## Aim
Keep only the lines where "this" appears.

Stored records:
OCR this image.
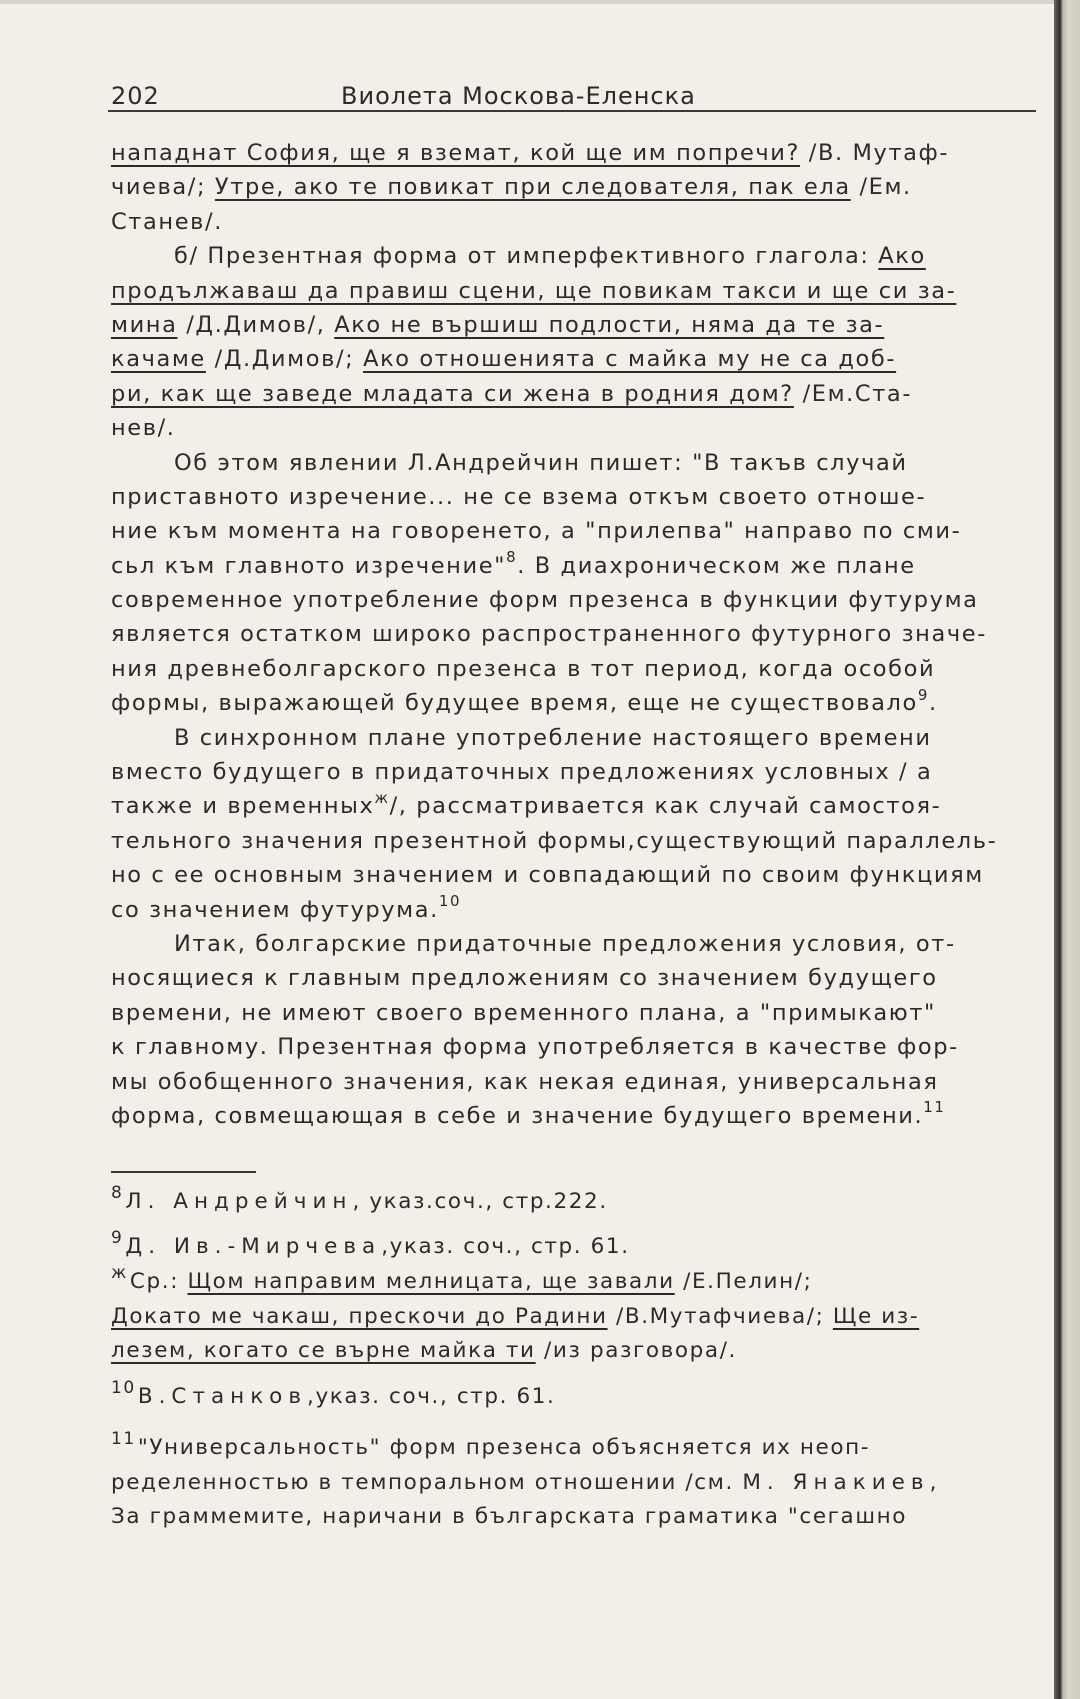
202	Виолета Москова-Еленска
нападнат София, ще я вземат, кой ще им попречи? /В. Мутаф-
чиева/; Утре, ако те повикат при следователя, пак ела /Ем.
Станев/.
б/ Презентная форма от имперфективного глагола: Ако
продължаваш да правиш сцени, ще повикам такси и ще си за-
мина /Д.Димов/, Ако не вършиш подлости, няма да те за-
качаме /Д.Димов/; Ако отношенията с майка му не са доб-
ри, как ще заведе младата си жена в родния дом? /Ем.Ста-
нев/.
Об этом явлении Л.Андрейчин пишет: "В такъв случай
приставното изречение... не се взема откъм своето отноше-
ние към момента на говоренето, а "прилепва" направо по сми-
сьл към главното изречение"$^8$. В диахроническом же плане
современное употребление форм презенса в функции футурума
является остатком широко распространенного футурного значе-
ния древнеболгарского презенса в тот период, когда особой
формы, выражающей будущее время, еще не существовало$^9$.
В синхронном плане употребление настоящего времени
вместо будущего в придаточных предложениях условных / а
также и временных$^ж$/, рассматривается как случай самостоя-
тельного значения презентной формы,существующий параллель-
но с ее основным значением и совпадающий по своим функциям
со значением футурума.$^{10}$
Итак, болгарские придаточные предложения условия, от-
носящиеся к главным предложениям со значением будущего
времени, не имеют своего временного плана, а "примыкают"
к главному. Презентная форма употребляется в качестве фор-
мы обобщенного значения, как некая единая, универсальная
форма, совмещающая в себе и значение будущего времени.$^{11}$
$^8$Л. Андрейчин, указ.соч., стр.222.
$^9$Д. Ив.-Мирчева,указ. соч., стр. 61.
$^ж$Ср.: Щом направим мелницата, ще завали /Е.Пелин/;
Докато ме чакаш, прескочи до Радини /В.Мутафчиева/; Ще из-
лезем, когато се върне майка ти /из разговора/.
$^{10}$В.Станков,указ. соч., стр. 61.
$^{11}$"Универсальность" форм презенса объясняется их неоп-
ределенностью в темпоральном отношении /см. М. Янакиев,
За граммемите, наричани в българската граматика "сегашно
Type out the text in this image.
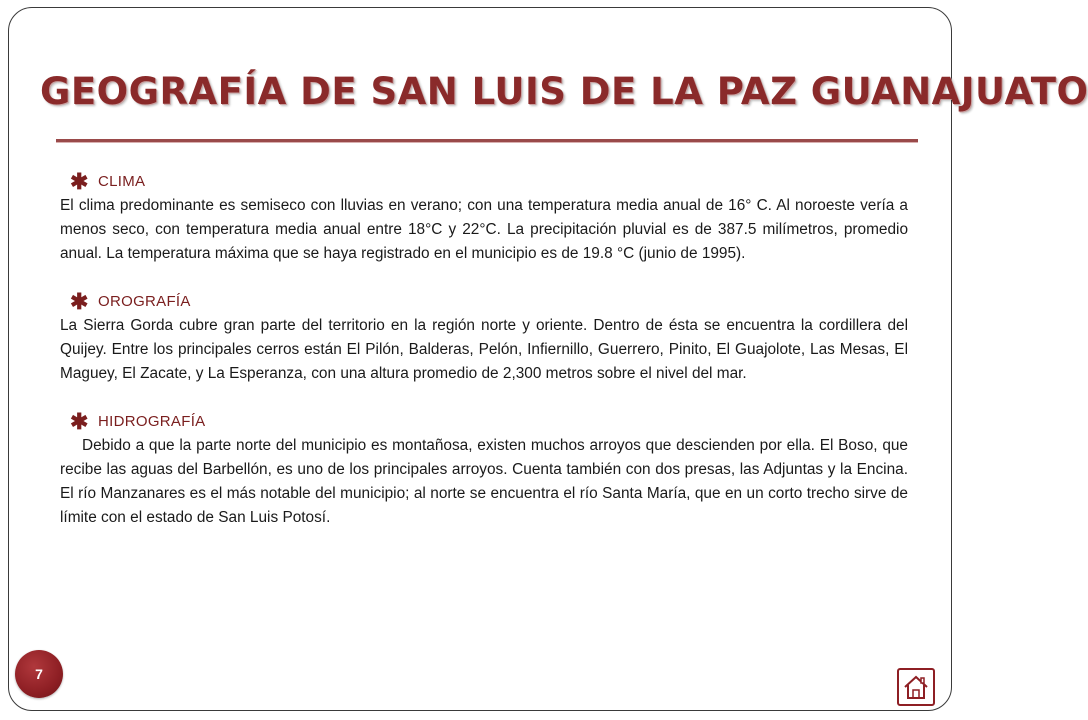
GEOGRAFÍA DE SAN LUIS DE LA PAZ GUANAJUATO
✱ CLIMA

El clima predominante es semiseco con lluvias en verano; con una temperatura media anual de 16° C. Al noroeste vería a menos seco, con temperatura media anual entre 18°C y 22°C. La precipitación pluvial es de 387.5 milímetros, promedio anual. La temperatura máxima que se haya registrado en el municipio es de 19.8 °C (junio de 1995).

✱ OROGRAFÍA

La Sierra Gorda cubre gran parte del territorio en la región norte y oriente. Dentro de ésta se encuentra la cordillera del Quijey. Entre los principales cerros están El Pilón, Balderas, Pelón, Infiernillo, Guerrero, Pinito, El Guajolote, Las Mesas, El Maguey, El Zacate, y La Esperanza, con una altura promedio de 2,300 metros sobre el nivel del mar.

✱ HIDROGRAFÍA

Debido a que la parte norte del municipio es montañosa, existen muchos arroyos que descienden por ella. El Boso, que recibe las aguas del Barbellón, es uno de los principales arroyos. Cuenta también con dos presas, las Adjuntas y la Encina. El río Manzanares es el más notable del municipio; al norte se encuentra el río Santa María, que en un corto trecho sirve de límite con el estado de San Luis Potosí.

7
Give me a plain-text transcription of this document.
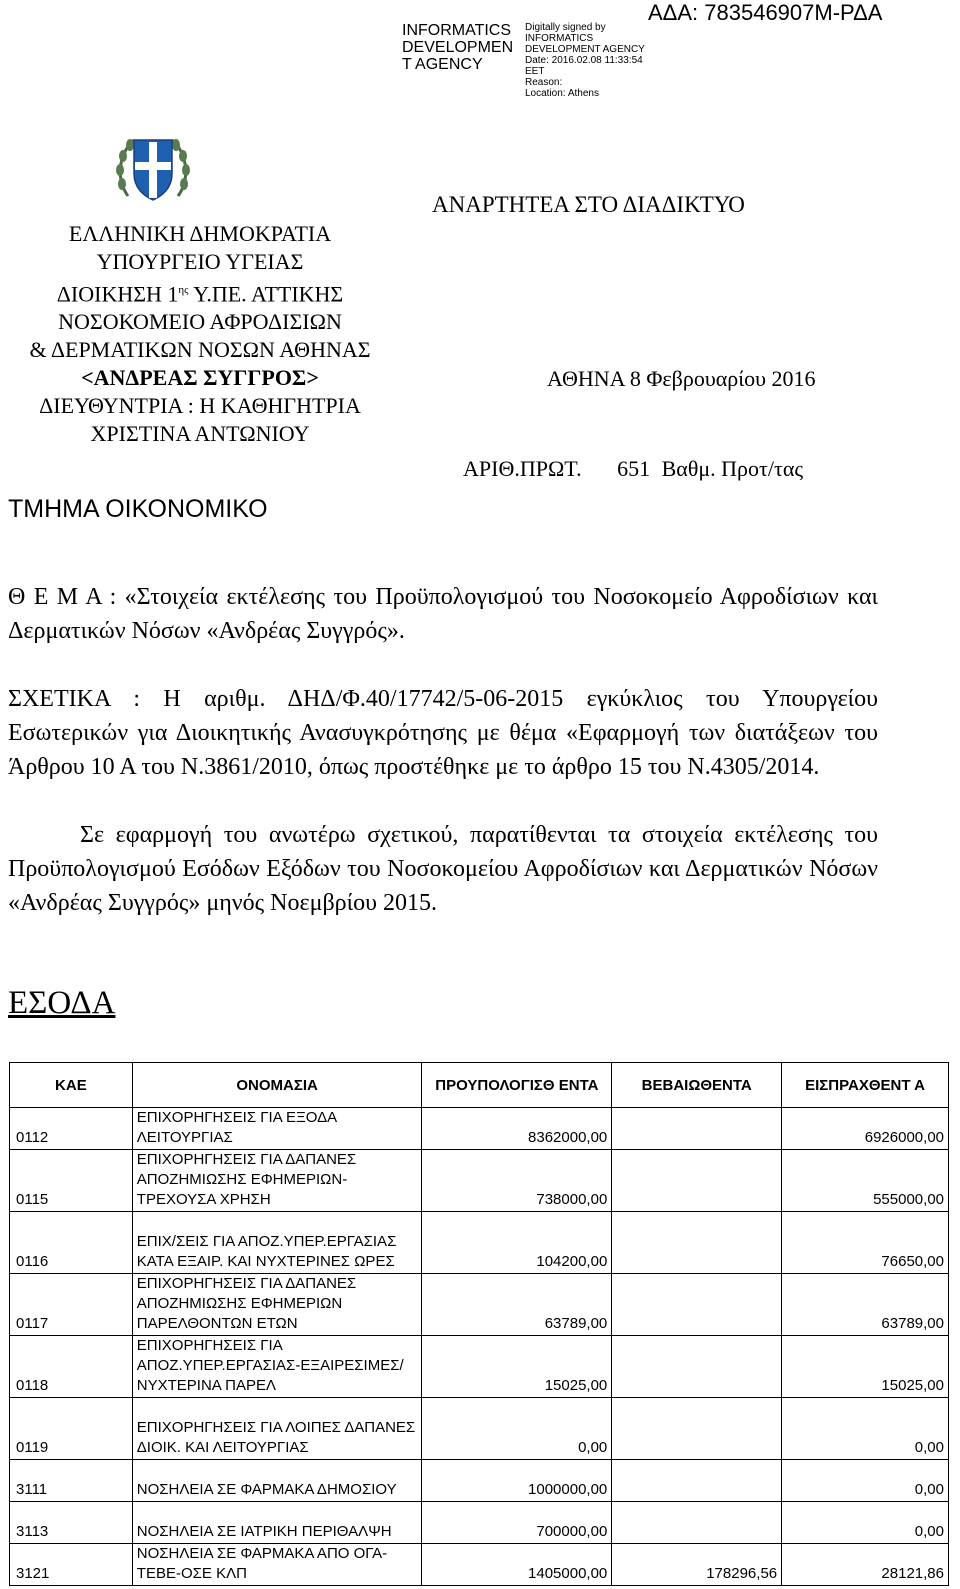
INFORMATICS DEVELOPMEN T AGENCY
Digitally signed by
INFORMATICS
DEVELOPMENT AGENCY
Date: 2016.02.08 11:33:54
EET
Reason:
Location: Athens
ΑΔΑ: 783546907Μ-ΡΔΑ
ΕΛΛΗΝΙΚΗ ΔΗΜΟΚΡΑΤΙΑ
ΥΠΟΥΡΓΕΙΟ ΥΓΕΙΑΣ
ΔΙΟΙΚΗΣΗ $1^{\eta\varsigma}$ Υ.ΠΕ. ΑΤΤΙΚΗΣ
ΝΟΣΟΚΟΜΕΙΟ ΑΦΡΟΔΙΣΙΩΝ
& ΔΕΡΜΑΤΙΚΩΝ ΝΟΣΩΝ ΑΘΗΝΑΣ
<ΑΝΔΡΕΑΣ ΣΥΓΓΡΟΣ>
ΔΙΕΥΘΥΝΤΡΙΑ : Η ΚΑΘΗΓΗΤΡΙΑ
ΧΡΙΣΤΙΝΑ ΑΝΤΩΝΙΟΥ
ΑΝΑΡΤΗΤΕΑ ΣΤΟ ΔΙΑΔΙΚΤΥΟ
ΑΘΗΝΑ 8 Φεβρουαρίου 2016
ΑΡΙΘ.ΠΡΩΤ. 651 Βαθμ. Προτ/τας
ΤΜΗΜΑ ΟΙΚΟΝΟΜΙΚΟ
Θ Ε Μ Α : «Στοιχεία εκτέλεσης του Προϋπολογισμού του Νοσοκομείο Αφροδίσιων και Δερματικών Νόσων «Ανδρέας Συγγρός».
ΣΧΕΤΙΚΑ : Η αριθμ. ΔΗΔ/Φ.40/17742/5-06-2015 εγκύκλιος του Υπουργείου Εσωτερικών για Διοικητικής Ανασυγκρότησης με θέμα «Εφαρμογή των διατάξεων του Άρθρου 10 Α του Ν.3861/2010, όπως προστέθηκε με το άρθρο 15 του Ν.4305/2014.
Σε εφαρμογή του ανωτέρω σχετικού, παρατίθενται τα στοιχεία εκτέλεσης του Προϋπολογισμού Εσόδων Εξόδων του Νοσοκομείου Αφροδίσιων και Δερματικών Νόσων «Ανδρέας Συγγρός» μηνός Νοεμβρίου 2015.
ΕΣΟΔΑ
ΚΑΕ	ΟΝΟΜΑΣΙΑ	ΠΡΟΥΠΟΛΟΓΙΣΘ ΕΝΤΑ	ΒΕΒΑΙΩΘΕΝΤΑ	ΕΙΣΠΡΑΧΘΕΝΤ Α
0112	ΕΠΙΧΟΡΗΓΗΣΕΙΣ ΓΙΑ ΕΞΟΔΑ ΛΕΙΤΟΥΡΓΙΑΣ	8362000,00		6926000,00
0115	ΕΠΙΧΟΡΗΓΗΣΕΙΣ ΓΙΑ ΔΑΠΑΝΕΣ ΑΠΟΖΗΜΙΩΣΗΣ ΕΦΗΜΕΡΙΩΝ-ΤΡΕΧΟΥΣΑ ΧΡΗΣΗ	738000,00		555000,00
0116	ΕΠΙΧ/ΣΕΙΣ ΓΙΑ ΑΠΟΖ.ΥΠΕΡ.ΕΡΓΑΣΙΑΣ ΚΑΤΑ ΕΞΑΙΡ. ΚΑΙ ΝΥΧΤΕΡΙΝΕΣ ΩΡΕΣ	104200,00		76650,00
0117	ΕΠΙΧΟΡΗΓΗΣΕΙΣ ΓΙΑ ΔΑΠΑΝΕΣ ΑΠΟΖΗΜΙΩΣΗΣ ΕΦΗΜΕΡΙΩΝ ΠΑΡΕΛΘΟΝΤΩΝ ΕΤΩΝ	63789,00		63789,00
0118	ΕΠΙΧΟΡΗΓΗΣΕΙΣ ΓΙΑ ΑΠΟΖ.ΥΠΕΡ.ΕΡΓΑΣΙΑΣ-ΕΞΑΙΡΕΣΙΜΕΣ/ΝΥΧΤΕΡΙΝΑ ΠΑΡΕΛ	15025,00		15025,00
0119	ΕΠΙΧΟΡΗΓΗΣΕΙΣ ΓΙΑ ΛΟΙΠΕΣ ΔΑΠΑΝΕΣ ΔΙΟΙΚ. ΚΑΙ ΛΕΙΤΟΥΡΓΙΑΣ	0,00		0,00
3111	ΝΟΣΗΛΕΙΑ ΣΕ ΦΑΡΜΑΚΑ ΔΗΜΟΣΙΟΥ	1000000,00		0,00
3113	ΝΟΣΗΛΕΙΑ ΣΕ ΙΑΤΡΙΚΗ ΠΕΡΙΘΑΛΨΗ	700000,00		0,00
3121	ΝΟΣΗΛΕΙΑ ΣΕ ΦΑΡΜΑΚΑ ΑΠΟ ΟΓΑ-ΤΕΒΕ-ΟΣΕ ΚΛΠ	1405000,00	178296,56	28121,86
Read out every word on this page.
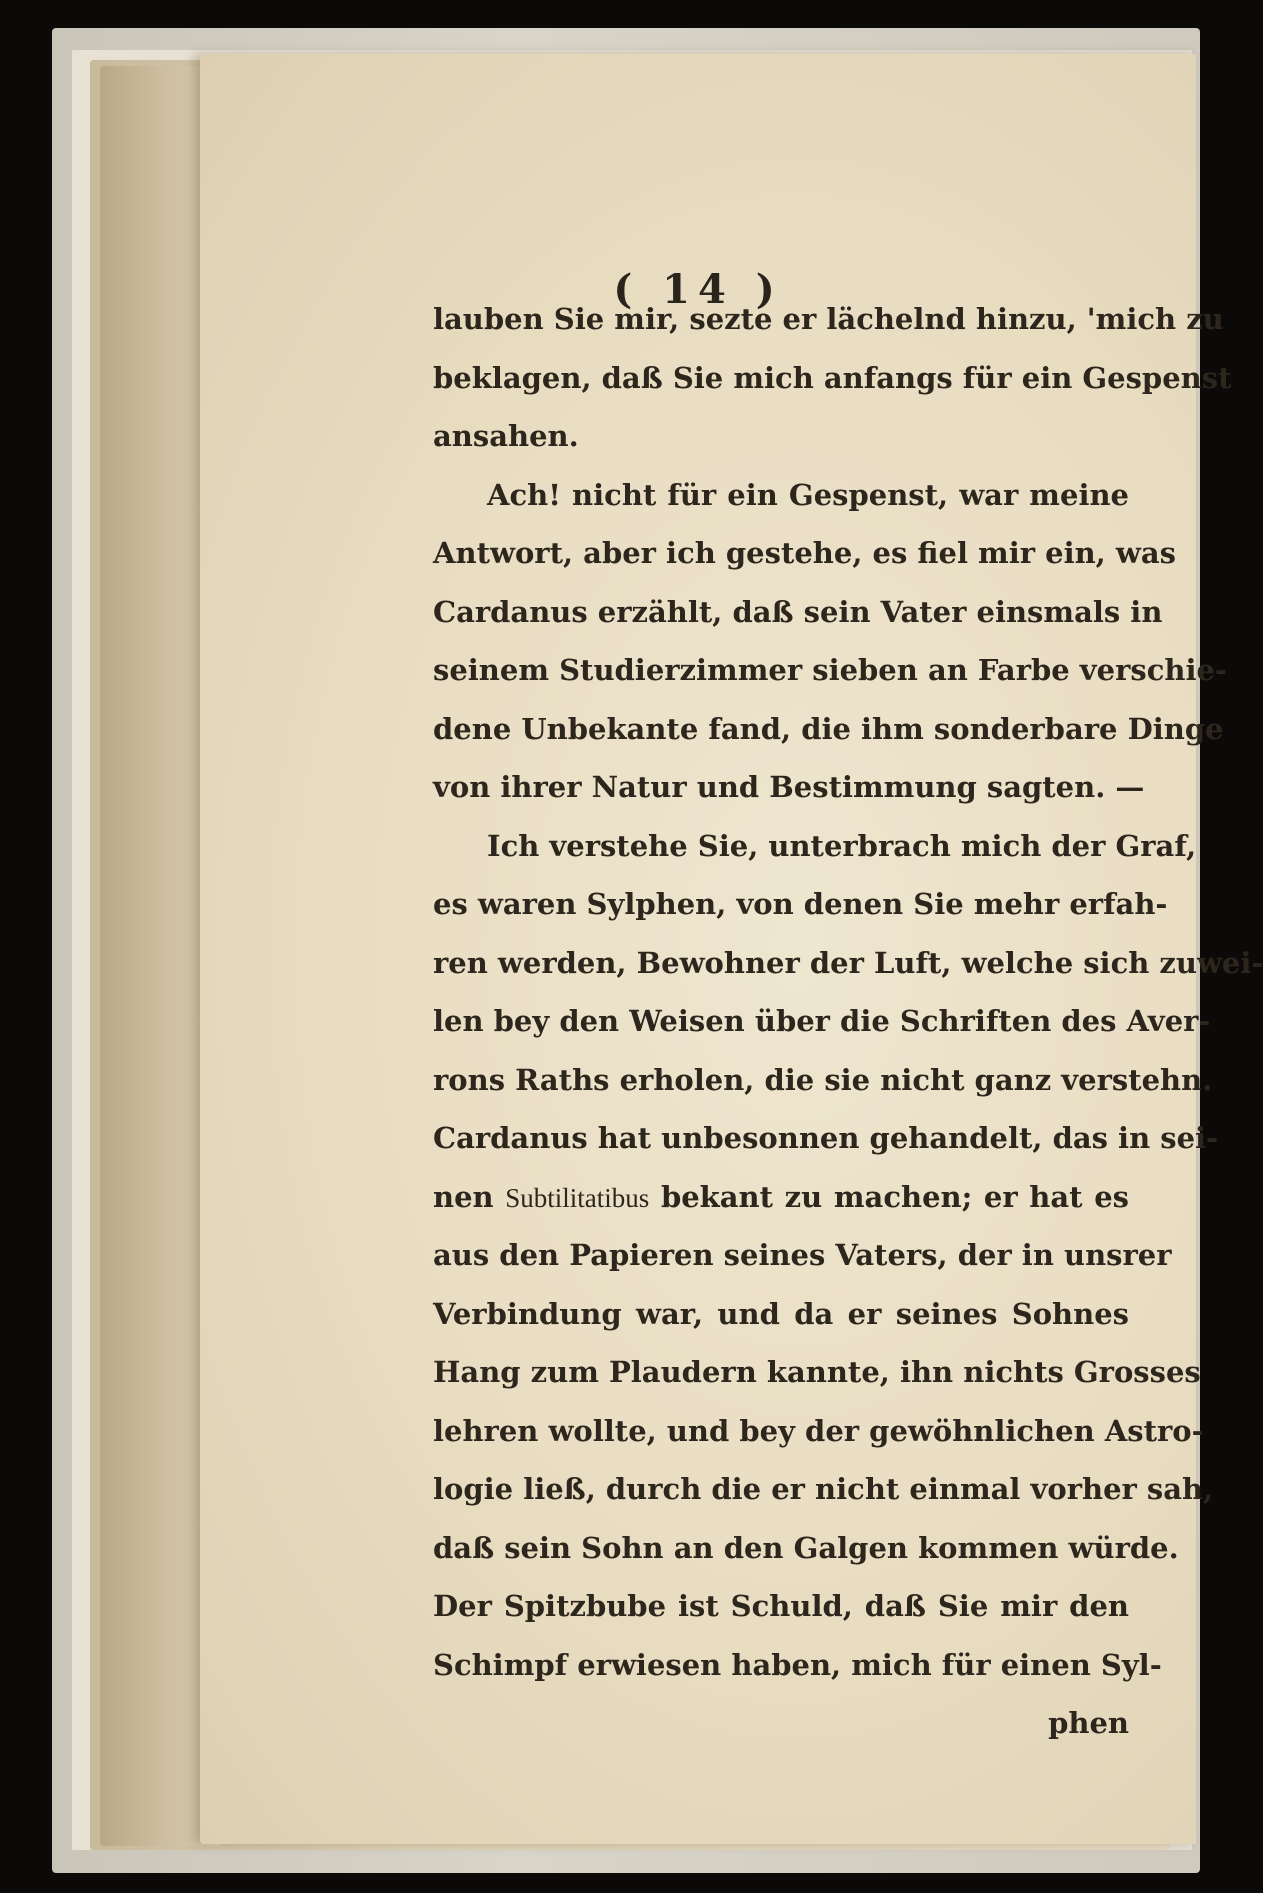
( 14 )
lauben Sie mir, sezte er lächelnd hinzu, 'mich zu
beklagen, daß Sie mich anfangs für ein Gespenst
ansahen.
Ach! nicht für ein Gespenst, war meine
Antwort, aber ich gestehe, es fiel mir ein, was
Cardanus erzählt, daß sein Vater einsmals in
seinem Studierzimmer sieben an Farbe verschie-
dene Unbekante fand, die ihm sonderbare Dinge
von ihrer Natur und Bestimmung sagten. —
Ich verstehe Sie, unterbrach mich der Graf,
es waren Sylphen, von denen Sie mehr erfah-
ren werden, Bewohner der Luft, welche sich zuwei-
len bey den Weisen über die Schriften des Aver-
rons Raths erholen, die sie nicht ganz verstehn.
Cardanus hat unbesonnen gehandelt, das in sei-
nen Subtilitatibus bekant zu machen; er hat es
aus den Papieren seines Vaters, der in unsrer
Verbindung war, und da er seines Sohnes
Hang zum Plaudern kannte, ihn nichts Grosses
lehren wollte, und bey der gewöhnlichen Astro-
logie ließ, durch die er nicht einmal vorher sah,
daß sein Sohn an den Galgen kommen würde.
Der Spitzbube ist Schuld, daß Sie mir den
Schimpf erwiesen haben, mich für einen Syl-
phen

## Correct output
OCR this image.
Type out the text in this image.
Give me a plain-text transcription of this document.
Read out every word on this page.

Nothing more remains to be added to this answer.